___ SUPPLIED ENTRIES ___

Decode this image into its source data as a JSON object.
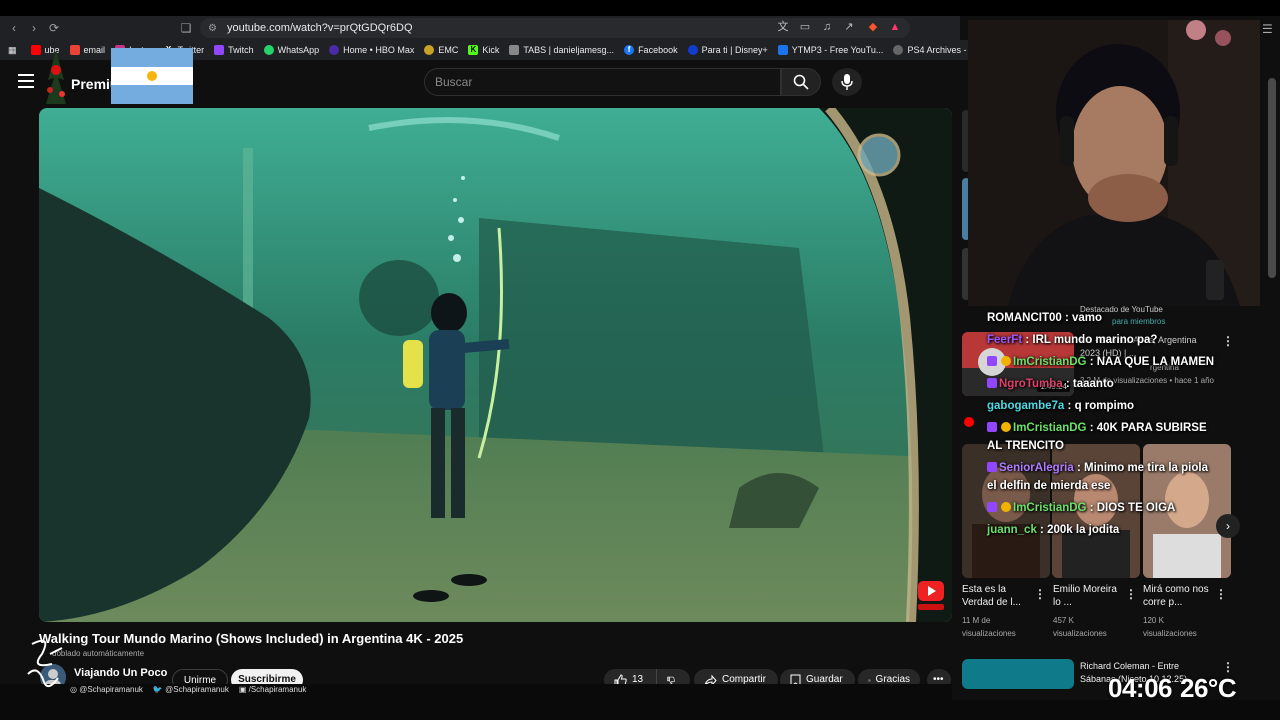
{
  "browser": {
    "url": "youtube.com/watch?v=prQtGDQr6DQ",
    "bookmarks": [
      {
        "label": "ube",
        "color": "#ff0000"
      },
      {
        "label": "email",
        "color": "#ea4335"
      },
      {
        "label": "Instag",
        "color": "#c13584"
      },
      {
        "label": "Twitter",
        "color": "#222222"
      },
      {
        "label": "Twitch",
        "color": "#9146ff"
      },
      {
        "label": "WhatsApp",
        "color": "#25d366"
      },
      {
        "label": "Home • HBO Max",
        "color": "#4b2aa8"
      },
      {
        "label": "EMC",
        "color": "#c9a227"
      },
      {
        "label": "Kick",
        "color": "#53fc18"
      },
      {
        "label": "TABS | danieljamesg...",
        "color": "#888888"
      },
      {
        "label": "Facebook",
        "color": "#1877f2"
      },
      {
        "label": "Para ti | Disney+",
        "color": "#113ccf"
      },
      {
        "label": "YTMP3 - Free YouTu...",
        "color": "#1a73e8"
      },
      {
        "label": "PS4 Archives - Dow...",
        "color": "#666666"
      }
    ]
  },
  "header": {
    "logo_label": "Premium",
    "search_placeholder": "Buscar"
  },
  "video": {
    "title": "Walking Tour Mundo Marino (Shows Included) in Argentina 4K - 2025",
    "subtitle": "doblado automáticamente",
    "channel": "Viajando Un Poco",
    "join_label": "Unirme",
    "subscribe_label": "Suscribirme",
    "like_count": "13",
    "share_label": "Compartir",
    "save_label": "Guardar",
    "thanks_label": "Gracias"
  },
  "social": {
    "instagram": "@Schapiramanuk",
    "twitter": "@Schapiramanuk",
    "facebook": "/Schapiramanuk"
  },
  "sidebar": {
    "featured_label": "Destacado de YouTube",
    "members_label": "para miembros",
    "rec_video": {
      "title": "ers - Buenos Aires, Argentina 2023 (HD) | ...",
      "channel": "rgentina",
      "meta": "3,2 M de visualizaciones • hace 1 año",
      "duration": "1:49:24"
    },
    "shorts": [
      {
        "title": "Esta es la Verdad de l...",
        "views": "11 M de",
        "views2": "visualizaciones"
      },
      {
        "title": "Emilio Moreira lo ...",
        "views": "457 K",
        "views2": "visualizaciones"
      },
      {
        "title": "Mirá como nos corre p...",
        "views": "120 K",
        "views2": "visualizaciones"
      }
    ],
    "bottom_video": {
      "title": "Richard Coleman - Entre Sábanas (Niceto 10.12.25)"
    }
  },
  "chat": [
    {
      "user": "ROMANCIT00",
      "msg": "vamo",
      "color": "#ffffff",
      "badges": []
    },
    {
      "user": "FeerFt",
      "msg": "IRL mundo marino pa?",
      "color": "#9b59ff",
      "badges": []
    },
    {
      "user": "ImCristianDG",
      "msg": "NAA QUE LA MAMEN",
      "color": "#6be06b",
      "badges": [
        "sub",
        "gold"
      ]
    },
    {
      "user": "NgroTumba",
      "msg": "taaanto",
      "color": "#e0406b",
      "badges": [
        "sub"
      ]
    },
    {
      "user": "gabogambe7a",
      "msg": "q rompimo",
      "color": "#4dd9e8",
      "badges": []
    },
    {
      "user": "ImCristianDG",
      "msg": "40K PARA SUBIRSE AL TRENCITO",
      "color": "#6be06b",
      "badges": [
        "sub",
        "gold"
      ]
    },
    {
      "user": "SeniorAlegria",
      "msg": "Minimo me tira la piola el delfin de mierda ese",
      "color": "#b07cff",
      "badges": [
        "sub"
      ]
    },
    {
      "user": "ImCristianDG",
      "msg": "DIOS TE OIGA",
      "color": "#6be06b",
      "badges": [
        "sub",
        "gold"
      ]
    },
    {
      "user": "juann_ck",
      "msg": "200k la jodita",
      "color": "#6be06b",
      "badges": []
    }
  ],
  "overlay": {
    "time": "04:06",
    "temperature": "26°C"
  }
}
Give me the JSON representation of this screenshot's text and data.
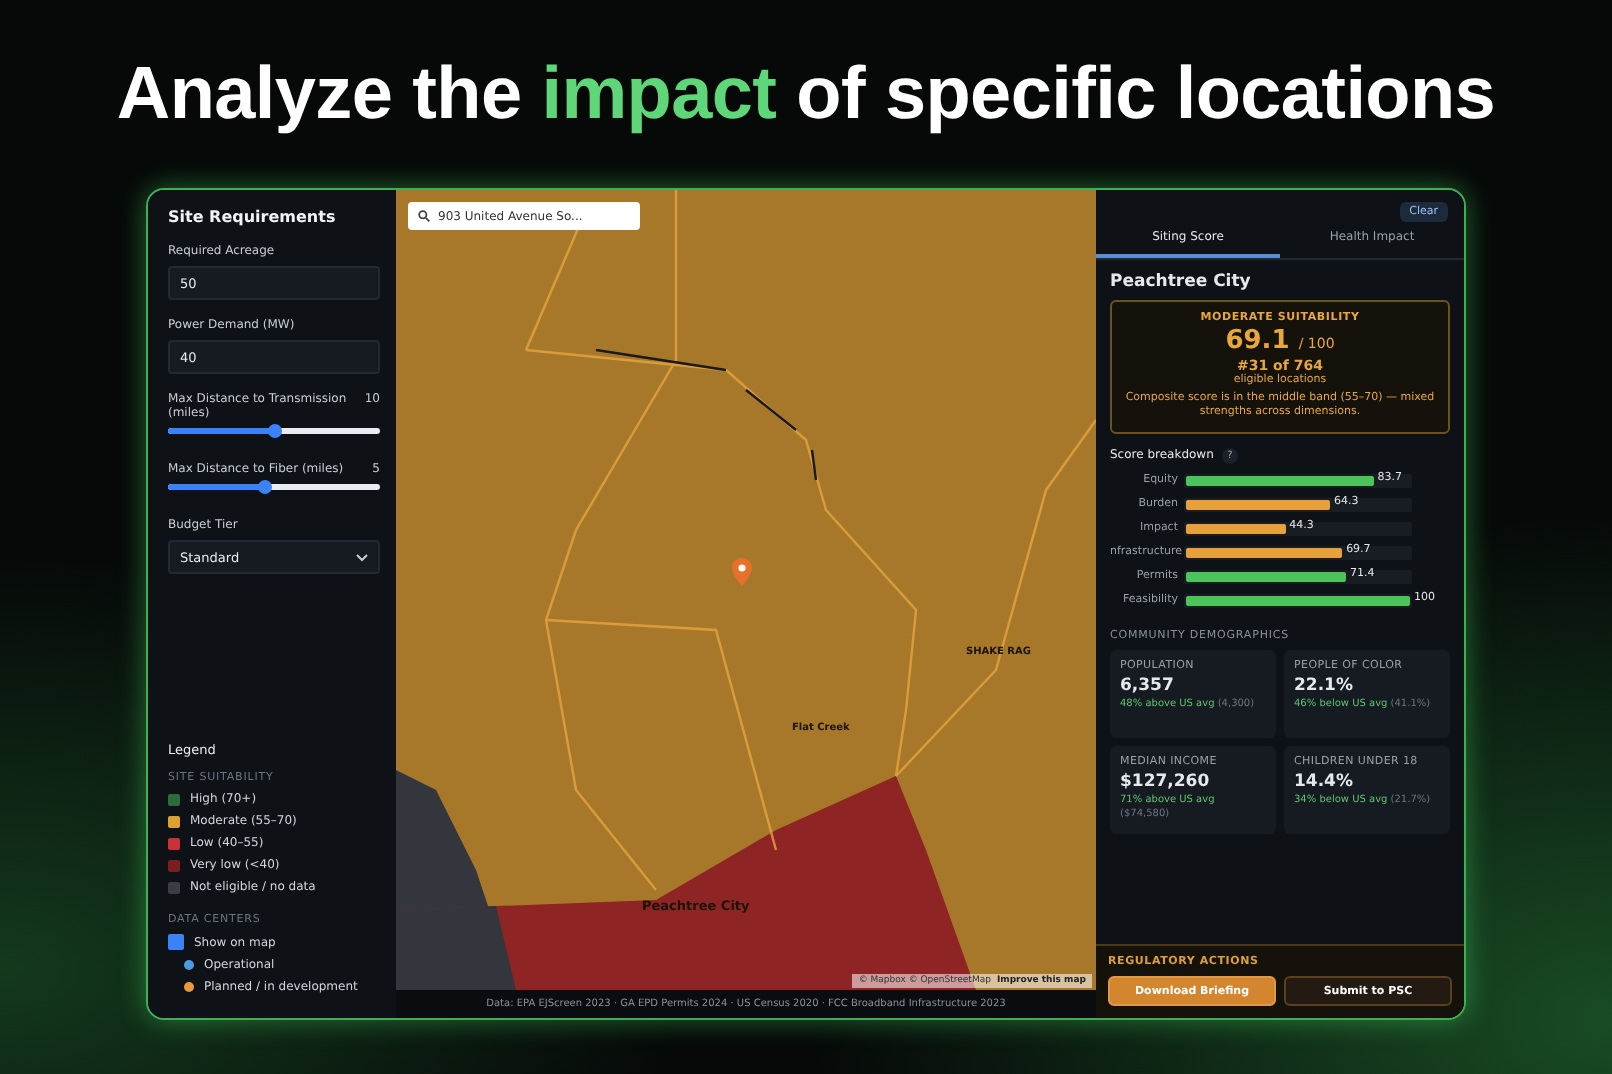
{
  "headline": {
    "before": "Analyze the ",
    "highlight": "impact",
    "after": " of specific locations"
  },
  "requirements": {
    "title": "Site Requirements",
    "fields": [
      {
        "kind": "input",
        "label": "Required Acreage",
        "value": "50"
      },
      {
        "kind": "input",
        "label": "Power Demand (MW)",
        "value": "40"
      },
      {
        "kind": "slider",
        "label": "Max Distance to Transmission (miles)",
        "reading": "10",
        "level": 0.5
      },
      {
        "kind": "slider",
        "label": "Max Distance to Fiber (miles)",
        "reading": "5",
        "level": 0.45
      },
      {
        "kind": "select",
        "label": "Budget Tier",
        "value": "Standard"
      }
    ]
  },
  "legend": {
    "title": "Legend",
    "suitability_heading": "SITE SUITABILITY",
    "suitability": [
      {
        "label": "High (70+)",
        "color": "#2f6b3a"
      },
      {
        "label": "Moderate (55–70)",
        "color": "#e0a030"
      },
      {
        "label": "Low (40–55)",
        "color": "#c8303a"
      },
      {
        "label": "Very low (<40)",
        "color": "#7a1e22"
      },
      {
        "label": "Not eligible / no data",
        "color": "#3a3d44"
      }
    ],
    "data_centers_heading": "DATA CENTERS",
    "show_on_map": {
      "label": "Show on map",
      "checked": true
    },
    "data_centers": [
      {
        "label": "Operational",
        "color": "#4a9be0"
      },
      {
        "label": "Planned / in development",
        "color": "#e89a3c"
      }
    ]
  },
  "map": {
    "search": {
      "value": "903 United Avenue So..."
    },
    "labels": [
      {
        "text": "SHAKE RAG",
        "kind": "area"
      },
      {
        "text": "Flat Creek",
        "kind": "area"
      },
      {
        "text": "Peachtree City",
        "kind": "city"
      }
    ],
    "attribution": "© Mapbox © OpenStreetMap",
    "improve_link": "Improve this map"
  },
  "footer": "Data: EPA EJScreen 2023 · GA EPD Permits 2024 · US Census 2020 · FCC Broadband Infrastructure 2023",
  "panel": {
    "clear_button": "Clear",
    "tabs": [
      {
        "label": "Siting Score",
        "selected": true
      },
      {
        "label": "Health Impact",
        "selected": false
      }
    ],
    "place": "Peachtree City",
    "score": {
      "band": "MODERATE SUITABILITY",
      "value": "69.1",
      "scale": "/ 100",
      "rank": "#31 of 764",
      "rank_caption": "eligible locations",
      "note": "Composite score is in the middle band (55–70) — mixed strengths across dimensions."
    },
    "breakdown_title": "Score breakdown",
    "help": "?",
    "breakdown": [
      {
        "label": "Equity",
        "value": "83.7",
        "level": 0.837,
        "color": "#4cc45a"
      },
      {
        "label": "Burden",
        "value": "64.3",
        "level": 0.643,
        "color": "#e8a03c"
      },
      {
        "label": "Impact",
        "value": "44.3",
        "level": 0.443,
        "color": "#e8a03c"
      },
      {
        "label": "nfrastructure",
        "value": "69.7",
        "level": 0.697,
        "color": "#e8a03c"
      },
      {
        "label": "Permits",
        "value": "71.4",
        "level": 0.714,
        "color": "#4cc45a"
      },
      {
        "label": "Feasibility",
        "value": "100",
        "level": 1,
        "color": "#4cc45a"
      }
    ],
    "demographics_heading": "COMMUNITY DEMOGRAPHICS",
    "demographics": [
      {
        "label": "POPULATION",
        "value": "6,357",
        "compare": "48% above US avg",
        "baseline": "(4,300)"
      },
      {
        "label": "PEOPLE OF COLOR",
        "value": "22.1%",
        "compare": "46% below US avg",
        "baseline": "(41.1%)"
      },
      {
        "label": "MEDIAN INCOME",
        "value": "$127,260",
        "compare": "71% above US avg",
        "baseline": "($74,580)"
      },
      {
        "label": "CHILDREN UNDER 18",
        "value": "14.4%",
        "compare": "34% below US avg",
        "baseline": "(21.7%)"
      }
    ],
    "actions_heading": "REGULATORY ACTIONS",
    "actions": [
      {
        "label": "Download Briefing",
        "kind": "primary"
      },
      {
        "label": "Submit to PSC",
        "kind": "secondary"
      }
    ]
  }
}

___

= GIVEN INSTRUCTION =
Provide the number of lines containing the string "kind", with no other output.

= RESPONSE BELOW =
10